◆ **演習の構成**
**a.** 文書抜粋の内容について、次の問いに答えなさい。
(i) 「元気人間開発キャンプ」は年に何回実施されてきたか。
(ii) NPO法人少年会議所が立ち上げられたのはいつか。
(iii) 大阪・池田小学校の事件以来、何が強化されたか。
**b.** 文書抜粋の「取材を通じて改めて学校が地域」から「さん「学校へ来てください!」」までを、「教師」を「教員」に置き換えて書き直しなさい。
**c.** 次の各文が文書抜粋の内容と合っているかどうかを「はい」か「いいえ」で答え、判断の根拠となる本文の語句をそのまま引用しなさい。
(i) 「土日楽校」は、最終的に毎週土日に開催することを目標としている。
(ii) 「元気人間開発キャンプ」は夏休みの期間中にだけ実施されてきた。
(iii) 私立の教師には転勤が多い。

◆ **文書抜粋**
══════

建設省(当時)から環境問題の紙芝居も依頼された
 「83年の夏に、自分の子どもとその友達数人をつれて大阪府能勢町にある府立総合青少年野外活動センターにキャンプに出向いたことから始まりました」という活動は、友達を誘ったり新聞に紹介されたりで参加者が次第に増え、以来17年間「元気人間開発キャンプ」として、春休み・ゴールデンウイーク・夏休み・冬休みの期間中に年4回実施されてきた。卒業生の中には、現在町会議員として町づくりをしている人もいれば、「ポパイ」と呼ばれる指導者側になって活躍している人もいるという。
 このキャンプが「土日楽校」の基礎。2000年10月には運営の母体となるNPO法人少年会議所も立ち上げた。青年会議所があるなら、子どもが自分たちで考え行動する場があってもいいのでは、というのが名前の所以だ。「土日楽校」は月1回の開催から、最終的には毎週土日の開催が目標。
 「学校も4月から完全週休2日になりますが、親が土日に休める子ばかりじゃない。そういう子どもたちが心安らかにしていられる受け皿としての居場所が必要」と安野さんは語る。「塾、ボーイスカウト…、いろいろあるけれども、その一つに土日楽校があってもいいのでは」と語る安野さんの目はいつも地域の子どもたちに向けられている。
 
 取材を通じて改めて学校が地域とつながることには、さまざまなプラス面があると感じた。何より子どもにとって多様な学びの場が提供される。教師にとっても幅広い価値観を享受することで指導の幅が広がる。また参加している地域の高齢者等の生きがいにもつながる。反面マイナス面も指摘される。大阪・池田小学校の事件以来、人の出入りに対して安全対策が強化された。しかしそんな時こそ民生・児童委員、PTAなどの出番である。
 学校の問題を地域の問題としてとらえ、自ら働きかける学校協力勝手連。地域には私たち教師には想像もつかない、魅力的な人材がたくさん。ぜひ積極的に働きかけていただきたいと切に願う。さぁ、皆さん「学校へ来てください!」
教育委員会の傘下にない私立学校では…
 「昔は地域とのかかわりは多くはありませんでしたが、今は生徒は遠くから通学してくるけれども私立の教師はほとんど転勤がないので、むしろ公立より地域との連携はとれているように思います。地域の伝統芸能を代々引き継いだり、ボランティア活動をしたりという交流も進んでいる。総合的な学習の時間に限らず、これからは私立も地域との連携をさらに進める傾向にあります」

══════

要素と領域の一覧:
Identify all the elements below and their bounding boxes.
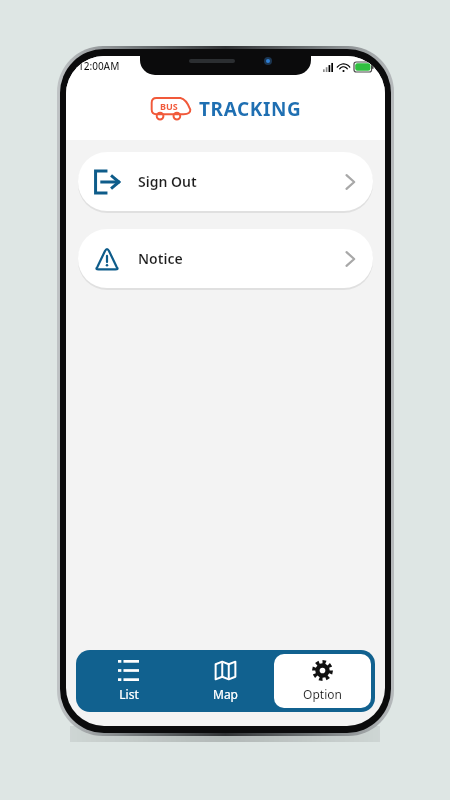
- staticText: List: [119, 686, 139, 702]
- button[interactable]: Notice: [78, 229, 373, 288]
- staticText: BUS: [160, 100, 178, 112]
- button[interactable]: Sign Out: [78, 152, 373, 211]
- button[interactable]: List: [80, 654, 177, 708]
- button[interactable]: Map: [177, 654, 274, 708]
- button[interactable]: Option: [274, 654, 371, 708]
- staticText: Notice: [138, 249, 183, 268]
- staticText: Option: [303, 686, 342, 702]
- staticText: TRACKING: [199, 96, 302, 122]
- staticText: Map: [213, 686, 238, 702]
- staticText: 12:00AM: [78, 59, 120, 73]
- staticText: Sign Out: [138, 172, 197, 191]
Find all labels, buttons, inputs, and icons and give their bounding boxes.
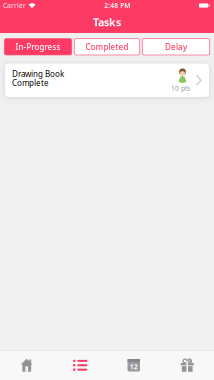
button[interactable]: In-Progress bbox=[4, 39, 72, 55]
staticText: Carrier bbox=[3, 1, 26, 10]
staticText: In-Progress bbox=[16, 42, 60, 52]
staticText: Tasks bbox=[93, 15, 121, 29]
staticText: Delay bbox=[165, 42, 187, 52]
staticText: Complete bbox=[12, 78, 49, 88]
button[interactable]: Rewards bbox=[160, 350, 214, 380]
staticText: Drawing Book bbox=[12, 69, 64, 79]
button[interactable]: Completed bbox=[74, 39, 140, 55]
staticText: 2:48 PM bbox=[104, 1, 130, 10]
button[interactable]: Home bbox=[0, 350, 54, 380]
button[interactable]: Drawing Book bbox=[5, 64, 209, 97]
staticText: 12 bbox=[130, 362, 138, 371]
staticText: 10 pts bbox=[171, 84, 190, 93]
staticText: Completed bbox=[86, 42, 128, 52]
button[interactable]: Tasks bbox=[54, 350, 107, 380]
button[interactable]: Calendar bbox=[107, 350, 160, 380]
button[interactable]: Delay bbox=[142, 39, 210, 55]
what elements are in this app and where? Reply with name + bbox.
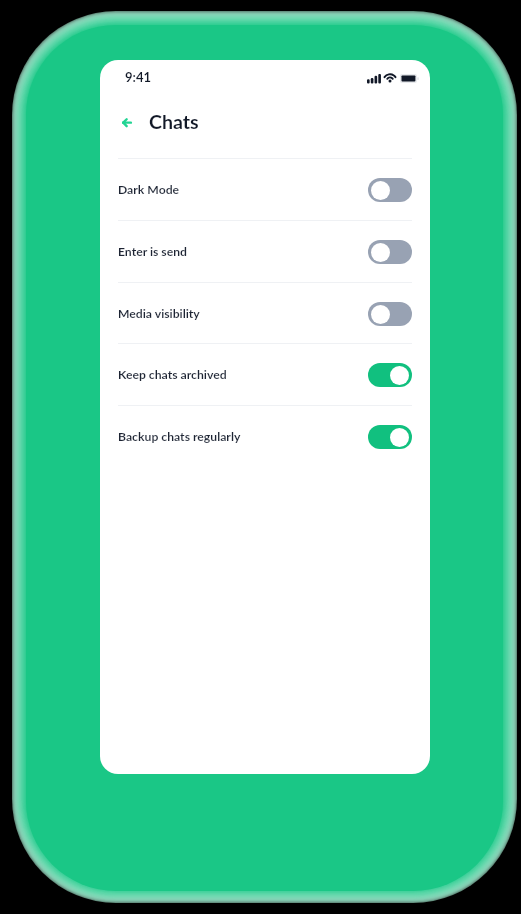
button[interactable]: Toggle off [368, 240, 412, 264]
staticText: Enter is send [118, 244, 187, 259]
staticText: Backup chats regularly [118, 429, 241, 444]
button[interactable]: Toggle on [368, 425, 412, 449]
button[interactable]: Toggle off [368, 178, 412, 202]
staticText: Chats [149, 110, 199, 134]
staticText: 9:41 [125, 69, 151, 85]
staticText: Keep chats archived [118, 367, 227, 382]
button[interactable]: Toggle off [368, 302, 412, 326]
button[interactable]: Back [110, 109, 142, 141]
staticText: Media visibility [118, 306, 200, 321]
button[interactable]: Enter is send [100, 221, 430, 282]
button[interactable]: Backup chats regularly [100, 406, 430, 467]
staticText: Dark Mode [118, 182, 180, 197]
button[interactable]: Keep chats archived [100, 344, 430, 405]
button[interactable]: Toggle on [368, 363, 412, 387]
button[interactable]: Media visibility [100, 283, 430, 344]
button[interactable]: Dark Mode [100, 159, 430, 220]
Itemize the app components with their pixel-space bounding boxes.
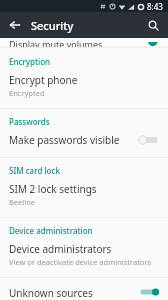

══════

◆ **各設問の解答**
**a.**
(i) 年4回
(ii) 2000年10月
(iii) 人の出入りに対する安全対策

**b.**
取材を通じて改めて学校が地域とつながることには、さまざまなプラス面があると感じた。何より子どもにとって多様な学びの場が提供される。教員にとっても幅広い価値観を享受することで指導の幅が広がる。また参加している地域の高齢者等の生きがいにもつながる。反面マイナス面も指摘される。大阪・池田小学校の事件以来、人の出入りに対して安全対策が強化された。しかしそんな時こそ民生・児童委員、PTAなどの出番である。
 学校の問題を地域の問題としてとらえ、自ら働きかける学校協力勝手連。地域には私たち教員には想像もつかない、魅力的な人材がたくさん。ぜひ積極的に働きかけていただきたいと切に願う。さぁ、皆さん「学校へ来てください!」

**c.**
(i) はい。「最終的には毎週土日の開催が目標」
(ii) いいえ。「春休み・ゴールデンウイーク・夏休み・冬休みの期間中に年4回実施されてきた」
(iii) いいえ。「私立の教師はほとんど転勤がない」